╭──
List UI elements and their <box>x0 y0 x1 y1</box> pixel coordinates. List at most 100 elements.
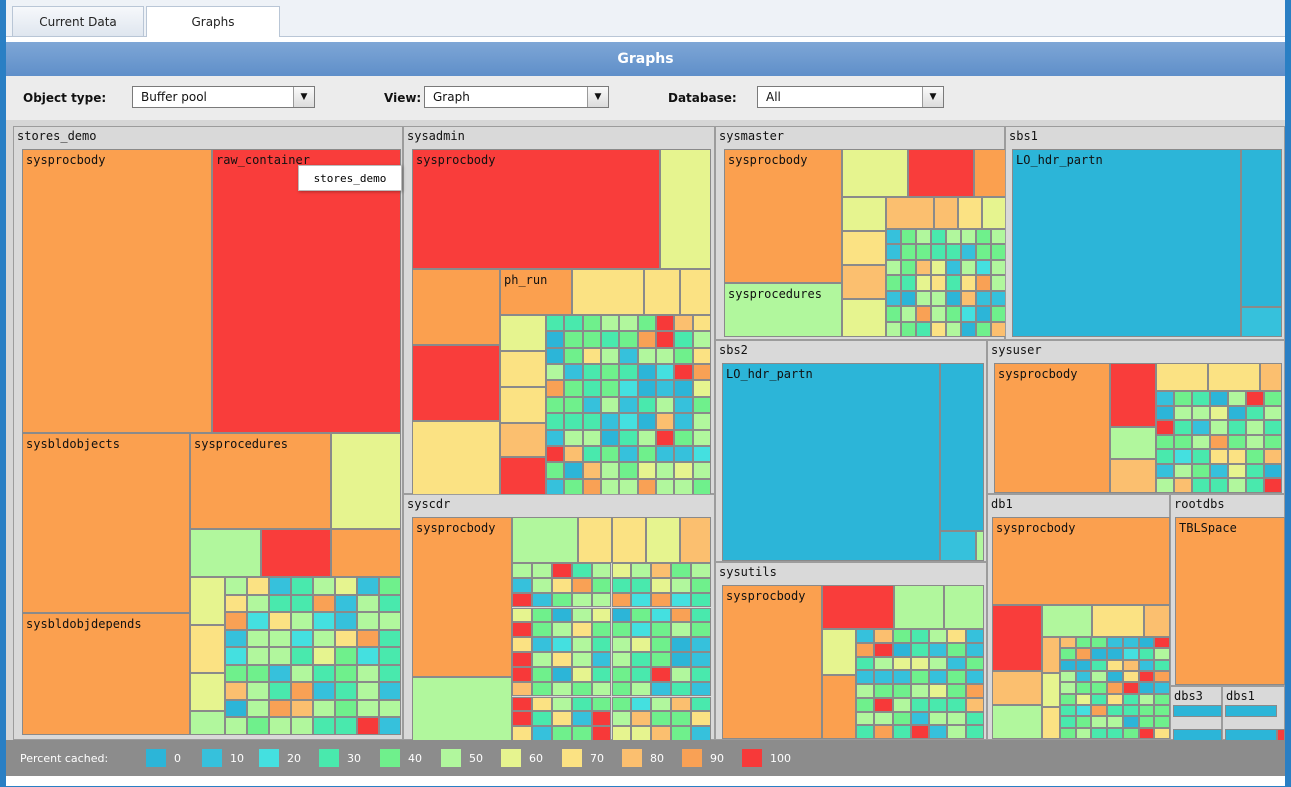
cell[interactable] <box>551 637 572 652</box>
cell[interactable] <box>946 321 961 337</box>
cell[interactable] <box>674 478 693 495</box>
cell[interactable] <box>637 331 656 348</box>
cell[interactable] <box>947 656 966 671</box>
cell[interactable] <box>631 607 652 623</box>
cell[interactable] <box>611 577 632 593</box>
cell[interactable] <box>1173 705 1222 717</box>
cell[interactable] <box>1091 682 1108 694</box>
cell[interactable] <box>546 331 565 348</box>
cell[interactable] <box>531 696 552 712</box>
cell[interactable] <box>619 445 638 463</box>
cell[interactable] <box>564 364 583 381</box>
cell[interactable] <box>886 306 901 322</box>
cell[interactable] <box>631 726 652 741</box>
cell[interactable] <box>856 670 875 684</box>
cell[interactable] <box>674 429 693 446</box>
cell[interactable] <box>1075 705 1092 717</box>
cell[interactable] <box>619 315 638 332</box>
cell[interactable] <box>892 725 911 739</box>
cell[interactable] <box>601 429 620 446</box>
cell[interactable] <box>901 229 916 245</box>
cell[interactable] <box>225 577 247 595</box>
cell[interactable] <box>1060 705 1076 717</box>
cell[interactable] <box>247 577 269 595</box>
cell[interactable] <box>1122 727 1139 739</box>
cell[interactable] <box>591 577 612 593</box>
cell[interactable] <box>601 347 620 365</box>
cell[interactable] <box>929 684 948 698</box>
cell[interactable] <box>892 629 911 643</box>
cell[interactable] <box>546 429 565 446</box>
╰──
-- TASK BRIEF --
Copy all of the data above line for line, without any changes, and leave out the pictures.

-- WRITTEN SOLUTION --
List UI elements and their <box>x0 y0 x1 y1</box> pixel coordinates. List at most 100 elements.
cell[interactable] <box>551 637 572 652</box>
cell[interactable] <box>946 321 961 337</box>
cell[interactable] <box>674 478 693 495</box>
cell[interactable] <box>637 331 656 348</box>
cell[interactable] <box>947 656 966 671</box>
cell[interactable] <box>631 607 652 623</box>
cell[interactable] <box>611 577 632 593</box>
cell[interactable] <box>1173 705 1222 717</box>
cell[interactable] <box>1091 682 1108 694</box>
cell[interactable] <box>546 331 565 348</box>
cell[interactable] <box>531 696 552 712</box>
cell[interactable] <box>619 445 638 463</box>
cell[interactable] <box>564 364 583 381</box>
cell[interactable] <box>886 306 901 322</box>
cell[interactable] <box>631 726 652 741</box>
cell[interactable] <box>856 670 875 684</box>
cell[interactable] <box>674 429 693 446</box>
cell[interactable] <box>1075 705 1092 717</box>
cell[interactable] <box>619 315 638 332</box>
cell[interactable] <box>892 725 911 739</box>
cell[interactable] <box>601 429 620 446</box>
cell[interactable] <box>901 229 916 245</box>
cell[interactable] <box>225 577 247 595</box>
cell[interactable] <box>1060 705 1076 717</box>
cell[interactable] <box>247 577 269 595</box>
cell[interactable] <box>1122 727 1139 739</box>
cell[interactable] <box>591 577 612 593</box>
cell[interactable] <box>601 347 620 365</box>
cell[interactable] <box>929 684 948 698</box>
cell[interactable] <box>892 629 911 643</box>
cell[interactable] <box>546 429 565 446</box>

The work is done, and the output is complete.